→ **WHAT IS REQUIRED**:
Below are records to transcribe exactly, without their pictures.

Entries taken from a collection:
# # # #
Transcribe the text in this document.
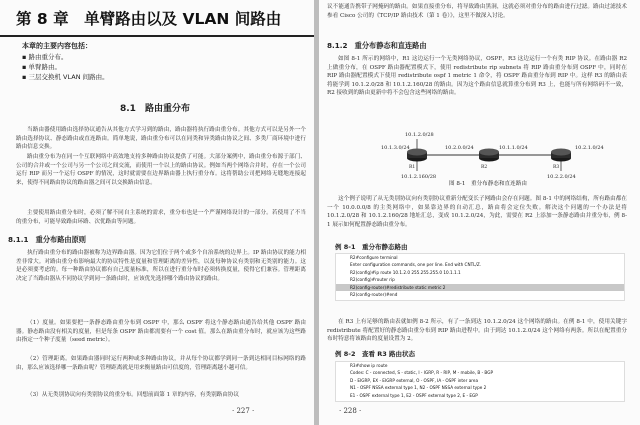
第 8 章　单臂路由以及 VLAN 间路由
本章的主要内容包括：
▪ 路由重分布。
▪ 单臂路由。
▪ 三层交换机 VLAN 间路由。
8.1　路由重分布
当路由器使用路由选择协议通告从其他方式学习到的路由，路由器将执行路由重分布。其他方式可以是另外一个路由选择协议、静态路由或直连路由。简单地说，路由重分布可以在同类和异类路由协议之间、多类厂商环境中进行路由信息交换。
路由重分布为在同一个互联网络中高效地支持多种路由协议提供了可能。大部分案例中，路由重分布源于部门、公司的合并或一个公司与另一个公司之间交流，而使用一个以上的路由协议。例如当两个网络合并时，存在一个公司运行 RIP 而另一个运行 OSPF 的情况，这时就需要在边界路由器上执行重分布。这将帮助公司把网络无缝地连接起来，使得不同路由协议的路由器之间可以交换路由信息。
主要使用路由重分布时，必须了解不同自主系统的需求，重分布也是一个严谨网络设计的一部分。若使用了不当的重分布，可能导致路由环路、次优路由等问题。
8.1.1　重分布路由原则
执行路由重分布的路由器被称为边界路由器。因为它们位于两个或多个自治系统的边界上。IP 路由协议的能力相差非常大。对路由重分布影响最大的协议特性是度量和管理距离的差异性，以及每种协议有类别和无类别的能力。这是必须要考虑的。每一种路由协议都有自己度量标准，所以在进行重分布时必须转换度量，使得它们兼容。管理距离决定了当路由器从不同协议学到同一条路由时，应该优先选择哪个路由协议的路由。
（1）度量。如果要把一条静态路由重分布到 OSPF 中，那么 OSPF 将这个静态路由通告给其他 OSPF 路由器。静态路由没有相关的度量，但是每条 OSPF 路由都需要有一个 cost 值。那么在路由重分布时，就应该为这些路由指定一个种子度量（seed metric）。
（2）管理距离。如果路由器同时运行两种或多种路由协议，并从每个协议都学到同一条到达相同目标网络的路由，那么应该选择哪一条路由呢？管理距离就是用来衡量路由可信度的，管理距离越小越可信。
（3）从无类别协议向有类别协议的重分布。回想前面第 1 章的内容，有类别路由协议
· 227 ·
议不能通告携带子网掩码的路由。如果直接重分布，将导致路由黑洞，这就必须对重分布的路由进行过滤。路由过滤技术参看 Cisco 公司的《TCP/IP 路由技术（第 1 卷）》，这里不做深入讨论。
8.1.2　重分布静态和直连路由
如图 8-1 所示的网络中，R1 这边运行一个无类网络协议，OSPF，R3 这边运行一个有类 RIP 协议。在路由器 R2 上做重分布，在 OSPF 路由器配置模式下，使用 redistribute rip subnets 将 RIP 路由重分布到 OSPF 中，同时在 RIP 路由器配置模式下使用 redistribute ospf 1 metric 1 命令，将 OSPF 路由重分布到 RIP 中。这样 R3 的路由表将能学到 10.1.2.0/28 和 10.1.2.160/28 的路由。因为这个路由信息就算重分布到 R3 上，也能与所有网络码不一致，R2 接收到的路由更新中将不会包含这些网络的路由。
10.1.2.0/28
10.1.1.0/24
10.1.3.0/24	10.2.1.0/24
10.2.0.0/24
10.1.2.160/28	10.2.2.0/24
R1	R2	R3
图 8-1　重分布静态和直连路由
这个例子说明了从无类别协议向有类别协议重新分配变长子网路由会存在问题。图 8-1 中的网络结构，所有路由都在一个 10.0.0.0/8 的主类网络中，如果靠边界的自动汇总，路由将会定位失败。解决这个问题的一个办法是将 10.1.2.0/28 和 10.1.2.160/28 地址汇总，变成 10.1.2.0/24，为此，需要在 R2 上添加一条静态路由并重分布，例 8-1 展示如何配置静态路由重分布。
例 8-1　重分布静态路由
R2#configure terminal
Enter configuration commands, one per line. End with CNTL/Z.
R2(config)#ip route 10.1.2.0 255.255.255.0 10.1.1.1
R2(config)#router rip
R2(config-router)#redistribute static metric 2
R2(config-router)#end
在 R3 上有足够的路由表就如例 8-2 所示，有了一条到达 10.1.2.0/24 这个网络的路由。在例 8-1 中，使用关键字 redistribute 将配置好的静态路由重分布到 RIP 路由进程中。由于到达 10.1.2.0/24 这个网络有两条。所以在配置重分布时特意将该路由的度量设置为 2。
例 8-2　查看 R3 路由状态
R3#show ip route
Codes: C - connected, S - static, I - IGRP, R - RIP, M - mobile, B - BGP
D - EIGRP, EX - EIGRP external, O - OSPF, IA - OSPF inter area
N1 - OSPF NSSA external type 1, N2 - OSPF NSSA external type 2
E1 - OSPF external type 1, E2 - OSPF external type 2, E - EGP
· 228 ·
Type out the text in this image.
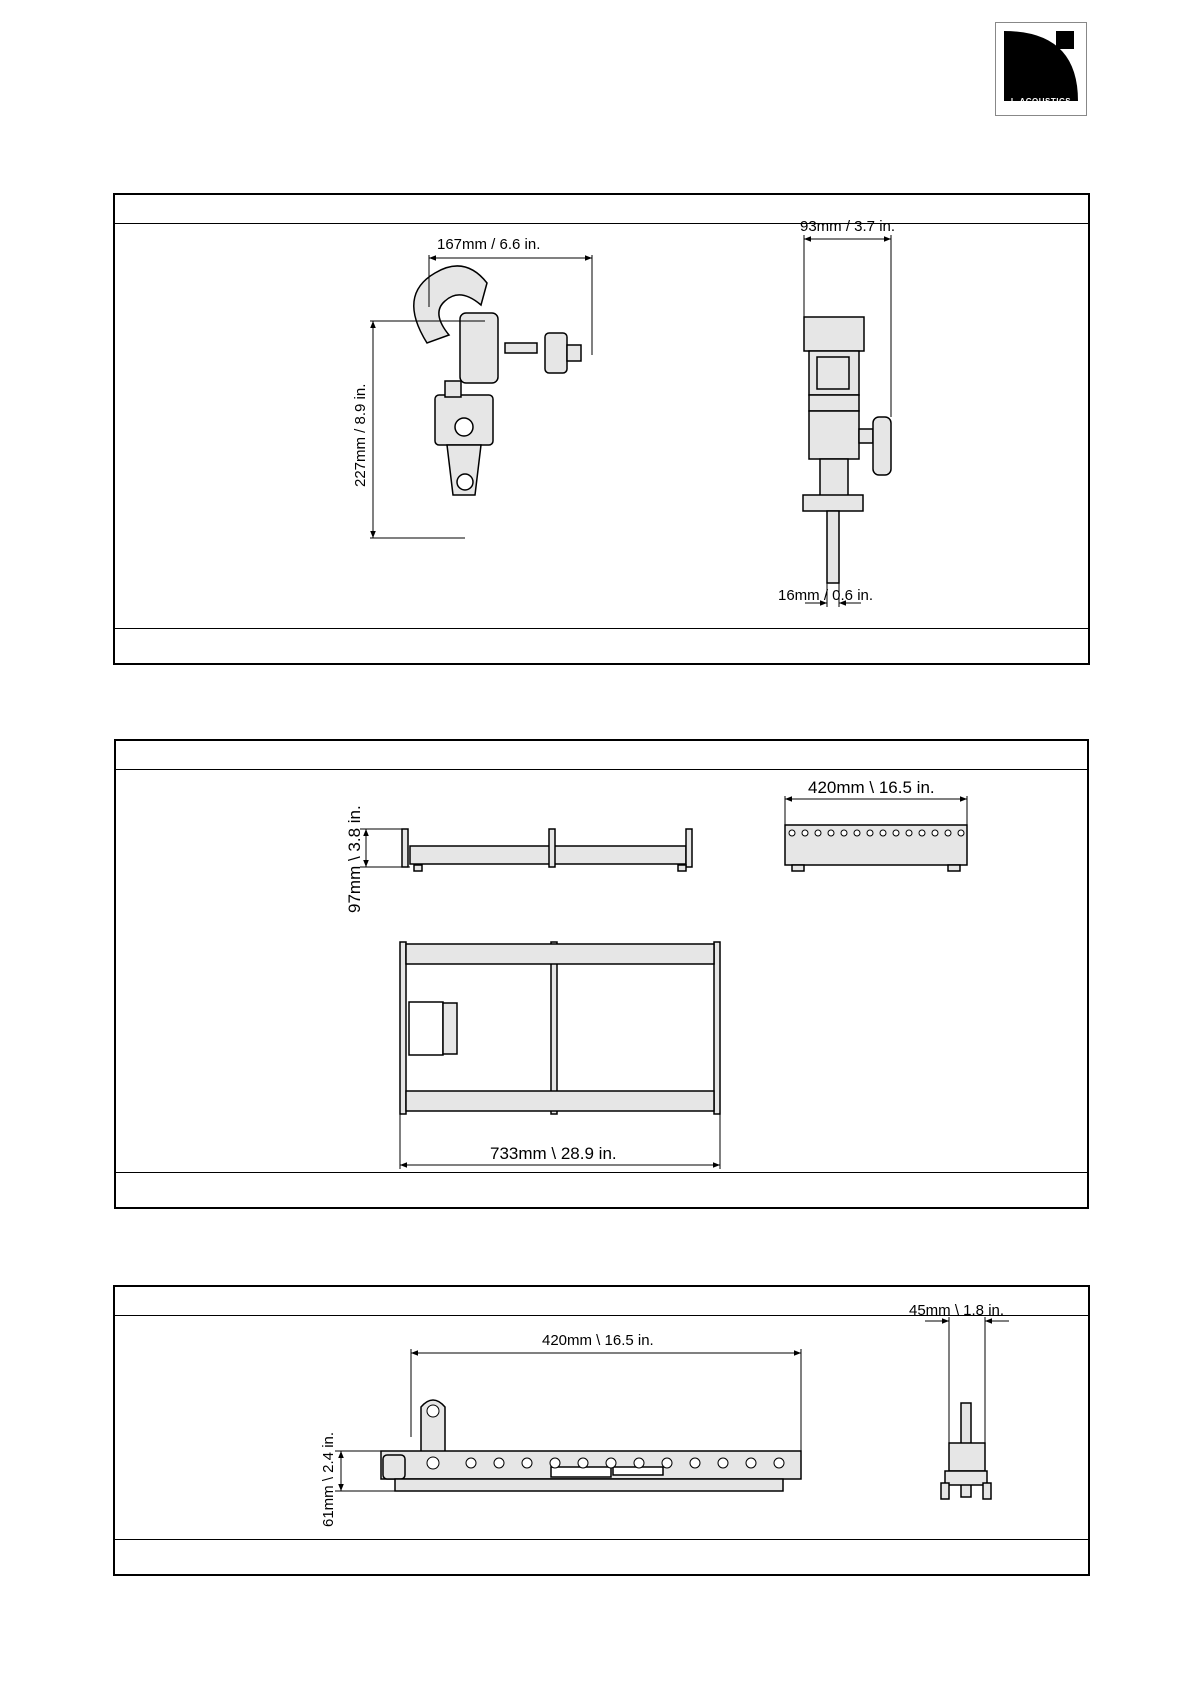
L-ACOUSTICS
167mm / 6.6 in.
227mm / 8.9 in.
93mm / 3.7 in.
16mm / 0.6 in.
97mm \ 3.8 in.
420mm \ 16.5 in.
733mm \ 28.9 in.
420mm \ 16.5 in.
61mm \ 2.4 in.
45mm \ 1.8 in.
# # # #
→ **OUTPUT BELOW**:
Transcribe the text in this document.
第 8 章　单臂路由以及 VLAN 间路由
本章的主要内容包括：
▪ 路由重分布。
▪ 单臂路由。
▪ 三层交换机 VLAN 间路由。
8.1　路由重分布
当路由器使用路由选择协议通告从其他方式学习到的路由，路由器将执行路由重分布。其他方式可以是另外一个路由选择协议、静态路由或直连路由。简单地说，路由重分布可以在同类和异类路由协议之间、多类厂商环境中进行路由信息交换。
路由重分布为在同一个互联网络中高效地支持多种路由协议提供了可能。大部分案例中，路由重分布源于部门、公司的合并或一个公司与另一个公司之间交流，而使用一个以上的路由协议。例如当两个网络合并时，存在一个公司运行 RIP 而另一个运行 OSPF 的情况，这时就需要在边界路由器上执行重分布。这将帮助公司把网络无缝地连接起来，使得不同路由协议的路由器之间可以交换路由信息。
主要使用路由重分布时，必须了解不同自主系统的需求，重分布也是一个严谨网络设计的一部分。若使用了不当的重分布，可能导致路由环路、次优路由等问题。
8.1.1　重分布路由原则
执行路由重分布的路由器被称为边界路由器。因为它们位于两个或多个自治系统的边界上。IP 路由协议的能力相差非常大。对路由重分布影响最大的协议特性是度量和管理距离的差异性，以及每种协议有类别和无类别的能力。这是必须要考虑的。每一种路由协议都有自己度量标准，所以在进行重分布时必须转换度量，使得它们兼容。管理距离决定了当路由器从不同协议学到同一条路由时，应该优先选择哪个路由协议的路由。
（1）度量。如果要把一条静态路由重分布到 OSPF 中，那么 OSPF 将这个静态路由通告给其他 OSPF 路由器。静态路由没有相关的度量，但是每条 OSPF 路由都需要有一个 cost 值。那么在路由重分布时，就应该为这些路由指定一个种子度量（seed metric）。
（2）管理距离。如果路由器同时运行两种或多种路由协议，并从每个协议都学到同一条到达相同目标网络的路由，那么应该选择哪一条路由呢？管理距离就是用来衡量路由可信度的，管理距离越小越可信。
（3）从无类别协议向有类别协议的重分布。回想前面第 1 章的内容，有类别路由协议
· 227 ·
议不能通告携带子网掩码的路由。如果直接重分布，将导致路由黑洞，这就必须对重分布的路由进行过滤。路由过滤技术参看 Cisco 公司的《TCP/IP 路由技术（第 1 卷）》，这里不做深入讨论。
8.1.2　重分布静态和直连路由
如图 8-1 所示的网络中，R1 这边运行一个无类网络协议，OSPF，R3 这边运行一个有类 RIP 协议。在路由器 R2 上做重分布，在 OSPF 路由器配置模式下，使用 redistribute rip subnets 将 RIP 路由重分布到 OSPF 中，同时在 RIP 路由器配置模式下使用 redistribute ospf 1 metric 1 命令，将 OSPF 路由重分布到 RIP 中。这样 R3 的路由表将能学到 10.1.2.0/28 和 10.1.2.160/28 的路由。因为这个路由信息就算重分布到 R3 上，也能与所有网络码不一致，R2 接收到的路由更新中将不会包含这些网络的路由。
10.1.2.0/28
10.1.1.0/24
10.1.3.0/24	10.2.1.0/24
10.2.0.0/24
10.1.2.160/28	10.2.2.0/24
R1	R2	R3
图 8-1　重分布静态和直连路由
这个例子说明了从无类别协议向有类别协议重新分配变长子网路由会存在问题。图 8-1 中的网络结构，所有路由都在一个 10.0.0.0/8 的主类网络中，如果靠边界的自动汇总，路由将会定位失败。解决这个问题的一个办法是将 10.1.2.0/28 和 10.1.2.160/28 地址汇总，变成 10.1.2.0/24，为此，需要在 R2 上添加一条静态路由并重分布，例 8-1 展示如何配置静态路由重分布。
例 8-1　重分布静态路由
R2#configure terminal
Enter configuration commands, one per line. End with CNTL/Z.
R2(config)#ip route 10.1.2.0 255.255.255.0 10.1.1.1
R2(config)#router rip
R2(config-router)#redistribute static metric 2
R2(config-router)#end
在 R3 上有足够的路由表就如例 8-2 所示，有了一条到达 10.1.2.0/24 这个网络的路由。在例 8-1 中，使用关键字 redistribute 将配置好的静态路由重分布到 RIP 路由进程中。由于到达 10.1.2.0/24 这个网络有两条。所以在配置重分布时特意将该路由的度量设置为 2。
例 8-2　查看 R3 路由状态
R3#show ip route
Codes: C - connected, S - static, I - IGRP, R - RIP, M - mobile, B - BGP
D - EIGRP, EX - EIGRP external, O - OSPF, IA - OSPF inter area
N1 - OSPF NSSA external type 1, N2 - OSPF NSSA external type 2
E1 - OSPF external type 1, E2 - OSPF external type 2, E - EGP
· 228 ·
Type out the text in this image.
L-ACOUSTICS
167mm / 6.6 in.
227mm / 8.9 in.
93mm / 3.7 in.
16mm / 0.6 in.
97mm \ 3.8 in.
420mm \ 16.5 in.
733mm \ 28.9 in.
420mm \ 16.5 in.
61mm \ 2.4 in.
45mm \ 1.8 in.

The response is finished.